- _Dataset extract_
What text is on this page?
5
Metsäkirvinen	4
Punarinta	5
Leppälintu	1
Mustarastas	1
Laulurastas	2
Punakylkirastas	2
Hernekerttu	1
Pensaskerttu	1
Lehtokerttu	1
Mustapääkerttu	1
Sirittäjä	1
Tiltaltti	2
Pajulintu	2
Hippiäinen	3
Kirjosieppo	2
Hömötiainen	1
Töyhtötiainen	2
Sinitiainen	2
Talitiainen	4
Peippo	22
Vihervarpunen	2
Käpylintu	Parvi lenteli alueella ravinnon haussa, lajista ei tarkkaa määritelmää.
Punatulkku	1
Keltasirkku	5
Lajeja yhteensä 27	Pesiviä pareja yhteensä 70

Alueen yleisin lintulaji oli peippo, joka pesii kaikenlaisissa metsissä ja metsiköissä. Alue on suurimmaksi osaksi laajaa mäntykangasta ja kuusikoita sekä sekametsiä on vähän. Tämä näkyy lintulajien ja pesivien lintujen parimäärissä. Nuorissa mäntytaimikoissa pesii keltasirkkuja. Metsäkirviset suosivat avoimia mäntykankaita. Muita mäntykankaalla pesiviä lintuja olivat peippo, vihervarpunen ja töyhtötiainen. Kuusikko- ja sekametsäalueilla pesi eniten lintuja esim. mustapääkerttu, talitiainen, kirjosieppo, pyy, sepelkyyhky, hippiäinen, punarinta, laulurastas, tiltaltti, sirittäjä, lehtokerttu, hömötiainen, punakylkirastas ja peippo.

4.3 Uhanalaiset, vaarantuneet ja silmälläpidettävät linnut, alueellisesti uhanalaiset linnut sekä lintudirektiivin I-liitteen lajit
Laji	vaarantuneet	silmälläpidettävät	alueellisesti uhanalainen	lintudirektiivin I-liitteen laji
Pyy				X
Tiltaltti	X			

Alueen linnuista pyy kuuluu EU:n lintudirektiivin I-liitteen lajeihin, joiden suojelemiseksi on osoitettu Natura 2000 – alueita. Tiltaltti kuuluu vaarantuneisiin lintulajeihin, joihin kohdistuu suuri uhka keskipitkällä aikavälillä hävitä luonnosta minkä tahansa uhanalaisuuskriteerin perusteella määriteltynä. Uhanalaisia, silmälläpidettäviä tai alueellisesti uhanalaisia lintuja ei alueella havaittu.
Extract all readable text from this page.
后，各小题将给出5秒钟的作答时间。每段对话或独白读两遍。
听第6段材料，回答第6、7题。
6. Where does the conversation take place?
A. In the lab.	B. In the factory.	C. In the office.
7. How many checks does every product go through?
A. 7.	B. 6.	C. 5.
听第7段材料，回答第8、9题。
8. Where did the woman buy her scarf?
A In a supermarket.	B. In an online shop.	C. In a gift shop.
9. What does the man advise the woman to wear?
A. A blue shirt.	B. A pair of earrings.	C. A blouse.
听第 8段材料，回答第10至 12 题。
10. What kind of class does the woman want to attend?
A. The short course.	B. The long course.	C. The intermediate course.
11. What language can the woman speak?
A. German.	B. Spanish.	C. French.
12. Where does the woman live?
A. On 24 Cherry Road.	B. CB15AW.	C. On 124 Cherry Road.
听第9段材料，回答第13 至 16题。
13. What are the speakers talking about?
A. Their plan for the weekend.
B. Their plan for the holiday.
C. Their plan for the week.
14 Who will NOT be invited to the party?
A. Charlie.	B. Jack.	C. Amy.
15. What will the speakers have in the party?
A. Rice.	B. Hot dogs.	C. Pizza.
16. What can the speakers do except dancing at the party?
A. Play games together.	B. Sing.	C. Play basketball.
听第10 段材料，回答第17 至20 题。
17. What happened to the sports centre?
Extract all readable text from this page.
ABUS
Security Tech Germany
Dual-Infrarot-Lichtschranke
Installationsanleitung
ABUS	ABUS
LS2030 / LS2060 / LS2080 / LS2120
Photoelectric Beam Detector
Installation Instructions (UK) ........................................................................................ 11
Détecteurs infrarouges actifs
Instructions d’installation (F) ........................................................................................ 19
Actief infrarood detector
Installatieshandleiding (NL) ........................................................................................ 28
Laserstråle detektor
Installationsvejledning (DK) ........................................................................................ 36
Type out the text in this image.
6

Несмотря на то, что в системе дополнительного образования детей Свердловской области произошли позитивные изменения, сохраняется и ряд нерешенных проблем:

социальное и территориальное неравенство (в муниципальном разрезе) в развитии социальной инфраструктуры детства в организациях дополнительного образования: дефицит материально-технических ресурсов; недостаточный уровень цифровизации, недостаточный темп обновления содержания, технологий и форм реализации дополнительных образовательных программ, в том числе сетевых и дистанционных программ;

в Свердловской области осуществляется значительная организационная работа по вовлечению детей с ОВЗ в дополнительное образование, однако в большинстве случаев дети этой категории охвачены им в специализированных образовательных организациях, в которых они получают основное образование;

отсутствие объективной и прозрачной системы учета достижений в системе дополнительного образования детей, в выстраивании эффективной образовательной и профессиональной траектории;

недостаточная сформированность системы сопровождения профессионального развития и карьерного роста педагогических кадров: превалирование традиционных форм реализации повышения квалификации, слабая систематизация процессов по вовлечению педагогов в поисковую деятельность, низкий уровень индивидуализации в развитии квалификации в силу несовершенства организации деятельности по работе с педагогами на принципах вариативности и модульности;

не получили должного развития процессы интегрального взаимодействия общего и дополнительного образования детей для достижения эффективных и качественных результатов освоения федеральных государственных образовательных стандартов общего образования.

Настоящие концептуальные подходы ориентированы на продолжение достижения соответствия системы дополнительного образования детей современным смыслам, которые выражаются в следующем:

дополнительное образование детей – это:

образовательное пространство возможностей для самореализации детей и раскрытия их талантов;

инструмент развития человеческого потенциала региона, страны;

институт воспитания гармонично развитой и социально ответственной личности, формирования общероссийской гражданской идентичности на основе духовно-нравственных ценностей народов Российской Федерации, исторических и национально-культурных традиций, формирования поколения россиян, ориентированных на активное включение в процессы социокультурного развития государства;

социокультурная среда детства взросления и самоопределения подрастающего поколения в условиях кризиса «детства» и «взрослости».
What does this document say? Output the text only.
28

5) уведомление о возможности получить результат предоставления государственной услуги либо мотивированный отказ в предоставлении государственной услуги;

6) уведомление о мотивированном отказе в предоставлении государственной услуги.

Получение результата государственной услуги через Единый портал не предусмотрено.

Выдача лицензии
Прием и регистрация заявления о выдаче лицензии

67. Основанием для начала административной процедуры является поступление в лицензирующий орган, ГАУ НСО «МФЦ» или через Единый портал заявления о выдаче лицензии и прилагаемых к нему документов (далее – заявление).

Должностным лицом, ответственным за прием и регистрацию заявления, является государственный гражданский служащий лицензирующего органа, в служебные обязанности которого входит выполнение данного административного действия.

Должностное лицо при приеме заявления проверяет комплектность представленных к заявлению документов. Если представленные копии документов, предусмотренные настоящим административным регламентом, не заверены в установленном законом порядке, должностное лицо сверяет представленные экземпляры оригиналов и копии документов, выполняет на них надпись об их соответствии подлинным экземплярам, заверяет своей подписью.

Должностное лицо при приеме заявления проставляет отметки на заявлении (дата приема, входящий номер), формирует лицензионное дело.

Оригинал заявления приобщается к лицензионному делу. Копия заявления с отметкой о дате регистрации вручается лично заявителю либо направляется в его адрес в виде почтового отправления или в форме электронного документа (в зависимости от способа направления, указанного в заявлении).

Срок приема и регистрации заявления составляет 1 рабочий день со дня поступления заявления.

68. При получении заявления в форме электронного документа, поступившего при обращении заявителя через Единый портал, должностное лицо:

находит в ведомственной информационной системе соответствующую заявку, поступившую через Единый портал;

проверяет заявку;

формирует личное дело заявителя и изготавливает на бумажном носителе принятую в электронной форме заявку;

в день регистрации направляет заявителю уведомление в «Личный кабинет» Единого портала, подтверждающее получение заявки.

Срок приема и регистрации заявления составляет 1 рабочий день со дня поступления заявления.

- _Work instructions_
Provide only the number of lines in the records containing the string "документов".

- _Task solution_
2